Data entries:
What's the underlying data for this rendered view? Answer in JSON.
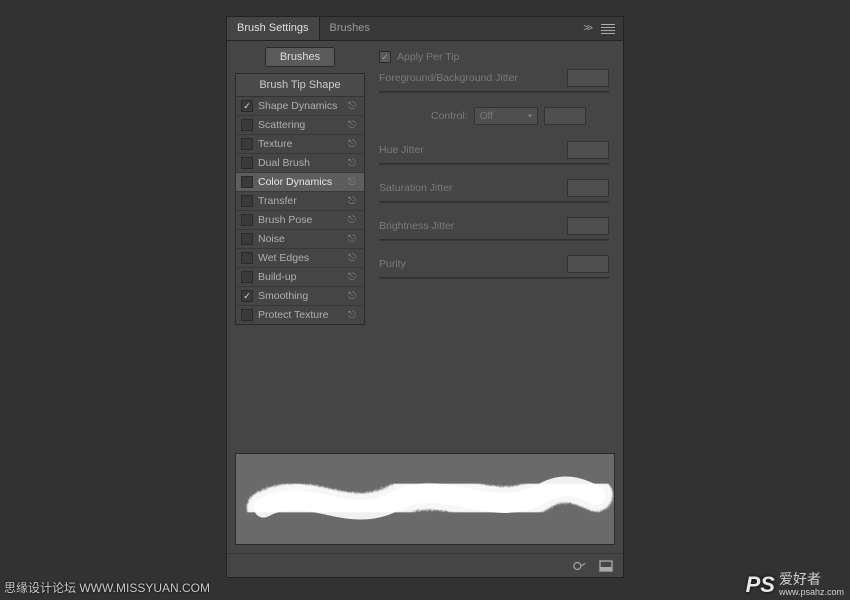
{
  "tabs": {
    "settings": "Brush Settings",
    "brushes": "Brushes"
  },
  "left": {
    "brushes_btn": "Brushes",
    "tip_shape": "Brush Tip Shape",
    "rows": [
      {
        "label": "Shape Dynamics",
        "checked": true
      },
      {
        "label": "Scattering",
        "checked": false
      },
      {
        "label": "Texture",
        "checked": false
      },
      {
        "label": "Dual Brush",
        "checked": false
      },
      {
        "label": "Color Dynamics",
        "checked": false
      },
      {
        "label": "Transfer",
        "checked": false
      },
      {
        "label": "Brush Pose",
        "checked": false
      },
      {
        "label": "Noise",
        "checked": false
      },
      {
        "label": "Wet Edges",
        "checked": false
      },
      {
        "label": "Build-up",
        "checked": false
      },
      {
        "label": "Smoothing",
        "checked": true
      },
      {
        "label": "Protect Texture",
        "checked": false
      }
    ]
  },
  "right": {
    "apply_per_tip": "Apply Per Tip",
    "fg_bg_jitter": "Foreground/Background Jitter",
    "control": "Control:",
    "control_value": "Off",
    "hue_jitter": "Hue Jitter",
    "sat_jitter": "Saturation Jitter",
    "bri_jitter": "Brightness Jitter",
    "purity": "Purity"
  },
  "watermark": {
    "left": "思缘设计论坛  WWW.MISSYUAN.COM",
    "ps": "PS",
    "right_cn": "爱好者",
    "right_url": "www.psahz.com"
  }
}
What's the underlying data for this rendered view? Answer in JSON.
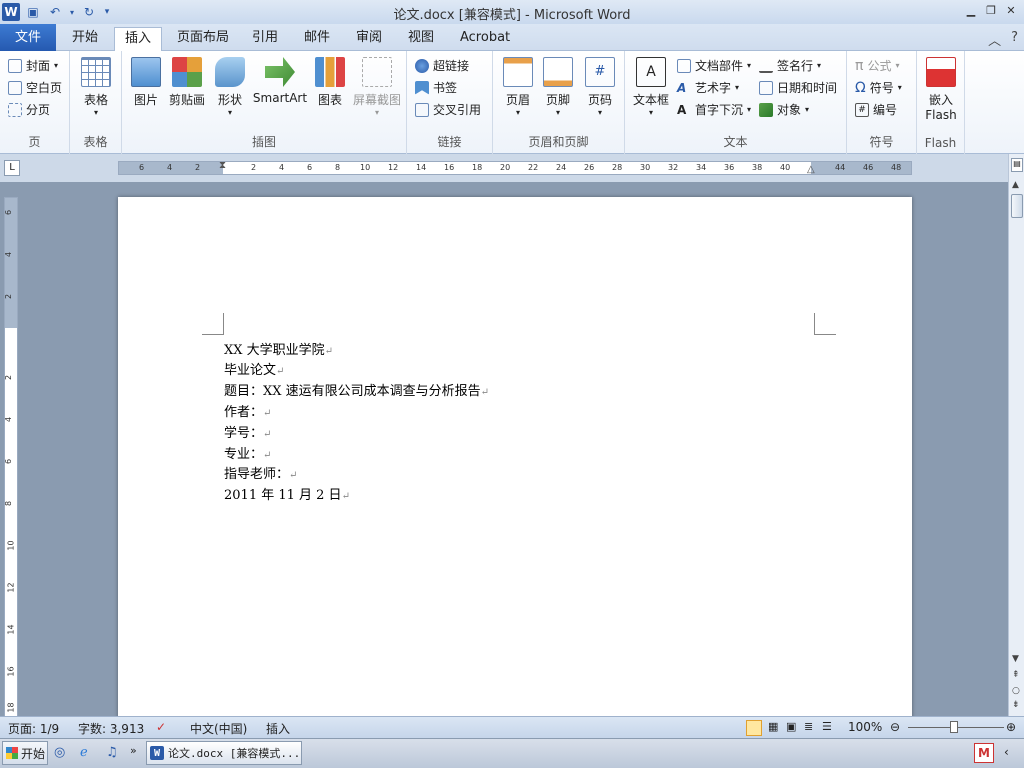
{
  "window": {
    "title": "论文.docx [兼容模式]  -  Microsoft Word"
  },
  "tabs": [
    {
      "label": "文件"
    },
    {
      "label": "开始"
    },
    {
      "label": "插入"
    },
    {
      "label": "页面布局"
    },
    {
      "label": "引用"
    },
    {
      "label": "邮件"
    },
    {
      "label": "审阅"
    },
    {
      "label": "视图"
    },
    {
      "label": "Acrobat"
    }
  ],
  "ribbon": {
    "page": {
      "label": "页",
      "items": [
        "封面",
        "空白页",
        "分页"
      ]
    },
    "table": {
      "label": "表格",
      "button": "表格"
    },
    "illustrations": {
      "label": "插图",
      "buttons": [
        "图片",
        "剪贴画",
        "形状",
        "SmartArt",
        "图表",
        "屏幕截图"
      ]
    },
    "links": {
      "label": "链接",
      "items": [
        "超链接",
        "书签",
        "交叉引用"
      ]
    },
    "headerfooter": {
      "label": "页眉和页脚",
      "buttons": [
        "页眉",
        "页脚",
        "页码"
      ]
    },
    "text": {
      "label": "文本",
      "textbox": "文本框",
      "items": [
        "文档部件",
        "艺术字",
        "首字下沉",
        "签名行",
        "日期和时间",
        "对象"
      ]
    },
    "symbols": {
      "label": "符号",
      "items": [
        "公式",
        "符号",
        "编号"
      ]
    },
    "flash": {
      "label": "Flash",
      "button1": "嵌入",
      "button2": "Flash"
    }
  },
  "ruler": {
    "ticks": [
      "6",
      "4",
      "2",
      "2",
      "4",
      "6",
      "8",
      "10",
      "12",
      "14",
      "16",
      "18",
      "20",
      "22",
      "24",
      "26",
      "28",
      "30",
      "32",
      "34",
      "36",
      "38",
      "40",
      "44",
      "46",
      "48"
    ]
  },
  "vruler": {
    "ticks": [
      "6",
      "4",
      "2",
      "2",
      "4",
      "6",
      "8",
      "10",
      "12",
      "14",
      "16",
      "18"
    ]
  },
  "document": {
    "lines": [
      "XX 大学职业学院",
      "毕业论文",
      "题目：XX 速运有限公司成本调查与分析报告",
      "作者：",
      "学号：",
      "专业：",
      "指导老师：",
      "2011 年 11 月 2 日"
    ],
    "para_mark": "↵"
  },
  "status": {
    "page": "页面: 1/9",
    "words": "字数: 3,913",
    "lang": "中文(中国)",
    "mode": "插入",
    "zoom": "100%"
  },
  "taskbar": {
    "start": "开始",
    "task": "论文.docx [兼容模式..."
  }
}
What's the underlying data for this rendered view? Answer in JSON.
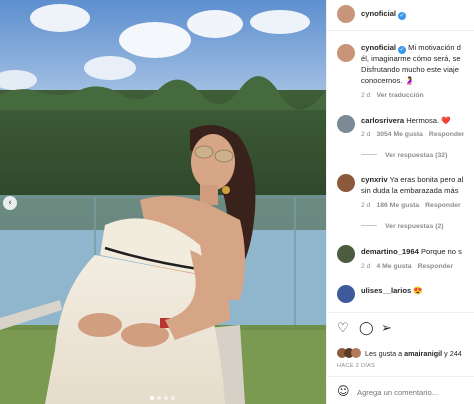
{
  "post": {
    "author": "cynoficial",
    "caption_lines": [
      "Mi motivación d",
      "él, imaginarme cómo será, se",
      "Disfrutando mucho este viaje",
      "conocernos. 🤰"
    ],
    "caption_age": "2 d",
    "see_translation": "Ver traducción"
  },
  "comments": [
    {
      "user": "carlosrivera",
      "text": "Hermosa. ❤️",
      "age": "2 d",
      "likes": "3054 Me gusta",
      "reply": "Responder",
      "view_replies": "Ver respuestas (32)"
    },
    {
      "user": "cynxriv",
      "text_lines": [
        "Ya eras bonita pero al",
        "sin duda la embarazada más"
      ],
      "age": "2 d",
      "likes": "186 Me gusta",
      "reply": "Responder",
      "view_replies": "Ver respuestas (2)"
    },
    {
      "user": "demartino_1964",
      "text": "Porque no s",
      "age": "2 d",
      "likes": "4 Me gusta",
      "reply": "Responder",
      "view_replies": ""
    },
    {
      "user": "ulises__larios",
      "text": "😍",
      "age": "",
      "likes": "",
      "reply": "",
      "view_replies": ""
    }
  ],
  "likes_line": {
    "prefix": "Les gusta a",
    "user": "amairanigil",
    "suffix": "y 244"
  },
  "timestamp": "HACE 2 DÍAS",
  "comment_box": {
    "placeholder": "Agrega un comentario..."
  },
  "carousel": {
    "slide_count": 4,
    "active": 0
  },
  "colors": {
    "verified": "#3897f0",
    "heart": "#ed4956",
    "muted": "#8e8e8e"
  }
}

What you will do: Pick out, from the lines above, every one that contains the string "Jitter".

Written answer:
    "fg_bg_jitter": "Foreground/Background Jitter",
    "hue_jitter": "Hue Jitter",
    "sat_jitter": "Saturation Jitter",
    "bri_jitter": "Brightness Jitter",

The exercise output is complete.